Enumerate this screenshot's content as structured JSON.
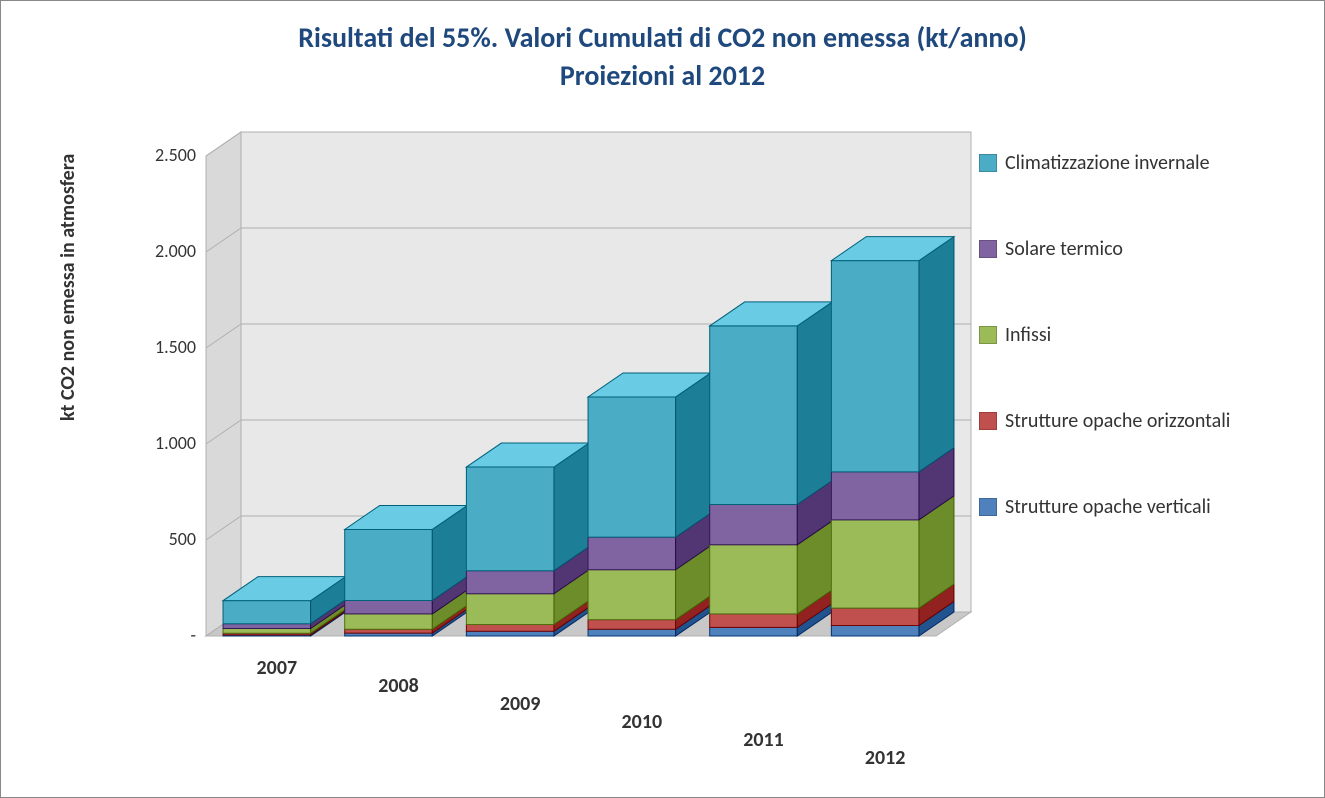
{
  "chart": {
    "type": "stacked-bar-3d",
    "title_line1": "Risultati del 55%. Valori Cumulati di CO2 non emessa (kt/anno)",
    "title_line2": "Proiezioni al 2012",
    "title_color": "#1f497d",
    "title_fontsize": 28,
    "title_bold": true,
    "ylabel": "kt CO2 non emessa in atmosfera",
    "ylabel_fontsize": 20,
    "ylabel_bold": true,
    "ylim": [
      0,
      2500
    ],
    "ytick_step": 500,
    "ytick_format": "thousands_dot",
    "ytick_labels": [
      "-",
      "500",
      "1.000",
      "1.500",
      "2.000",
      "2.500"
    ],
    "categories": [
      "2007",
      "2008",
      "2009",
      "2010",
      "2011",
      "2012"
    ],
    "xlabel_fontsize": 20,
    "xlabel_bold": true,
    "series": [
      {
        "name": "Strutture opache verticali",
        "color": "#4f81bd",
        "values": [
          6,
          15,
          25,
          35,
          45,
          55
        ]
      },
      {
        "name": "Strutture opache orizzontali",
        "color": "#c0504d",
        "values": [
          8,
          20,
          35,
          50,
          70,
          90
        ]
      },
      {
        "name": "Infissi",
        "color": "#9bbb59",
        "values": [
          25,
          80,
          160,
          260,
          360,
          460
        ]
      },
      {
        "name": "Solare termico",
        "color": "#8064a2",
        "values": [
          25,
          70,
          120,
          170,
          210,
          250
        ]
      },
      {
        "name": "Climatizzazione invernale",
        "color": "#4bacc6",
        "values": [
          120,
          370,
          540,
          730,
          930,
          1100
        ]
      }
    ],
    "legend_order": [
      "Climatizzazione invernale",
      "Solare termico",
      "Infissi",
      "Strutture opache orizzontali",
      "Strutture opache verticali"
    ],
    "background_color": "#ffffff",
    "grid_color": "#b0b0b0",
    "wall_fill": "#e8e8e8",
    "floor_fill": "#c8c8c8",
    "side_darken": 0.18,
    "top_lighten": 0.12,
    "depth_dx": 35,
    "depth_dy": -24,
    "bar_width_ratio": 0.72,
    "border_color": "#888888"
  }
}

● ● ● ● ●

§ What you should do
All of the entries above should be copied exactly, except for the pictures.

§ Right answer
Enumerate this screenshot's content as structured JSON.
{
  "chart": {
    "type": "stacked-bar-3d",
    "title_line1": "Risultati del 55%. Valori Cumulati di CO2 non emessa (kt/anno)",
    "title_line2": "Proiezioni al 2012",
    "title_color": "#1f497d",
    "title_fontsize": 28,
    "title_bold": true,
    "ylabel": "kt CO2 non emessa in atmosfera",
    "ylabel_fontsize": 20,
    "ylabel_bold": true,
    "ylim": [
      0,
      2500
    ],
    "ytick_step": 500,
    "ytick_format": "thousands_dot",
    "ytick_labels": [
      "-",
      "500",
      "1.000",
      "1.500",
      "2.000",
      "2.500"
    ],
    "categories": [
      "2007",
      "2008",
      "2009",
      "2010",
      "2011",
      "2012"
    ],
    "xlabel_fontsize": 20,
    "xlabel_bold": true,
    "series": [
      {
        "name": "Strutture opache verticali",
        "color": "#4f81bd",
        "values": [
          6,
          15,
          25,
          35,
          45,
          55
        ]
      },
      {
        "name": "Strutture opache orizzontali",
        "color": "#c0504d",
        "values": [
          8,
          20,
          35,
          50,
          70,
          90
        ]
      },
      {
        "name": "Infissi",
        "color": "#9bbb59",
        "values": [
          25,
          80,
          160,
          260,
          360,
          460
        ]
      },
      {
        "name": "Solare termico",
        "color": "#8064a2",
        "values": [
          25,
          70,
          120,
          170,
          210,
          250
        ]
      },
      {
        "name": "Climatizzazione invernale",
        "color": "#4bacc6",
        "values": [
          120,
          370,
          540,
          730,
          930,
          1100
        ]
      }
    ],
    "legend_order": [
      "Climatizzazione invernale",
      "Solare termico",
      "Infissi",
      "Strutture opache orizzontali",
      "Strutture opache verticali"
    ],
    "background_color": "#ffffff",
    "grid_color": "#b0b0b0",
    "wall_fill": "#e8e8e8",
    "floor_fill": "#c8c8c8",
    "side_darken": 0.18,
    "top_lighten": 0.12,
    "depth_dx": 35,
    "depth_dy": -24,
    "bar_width_ratio": 0.72,
    "border_color": "#888888"
  }
}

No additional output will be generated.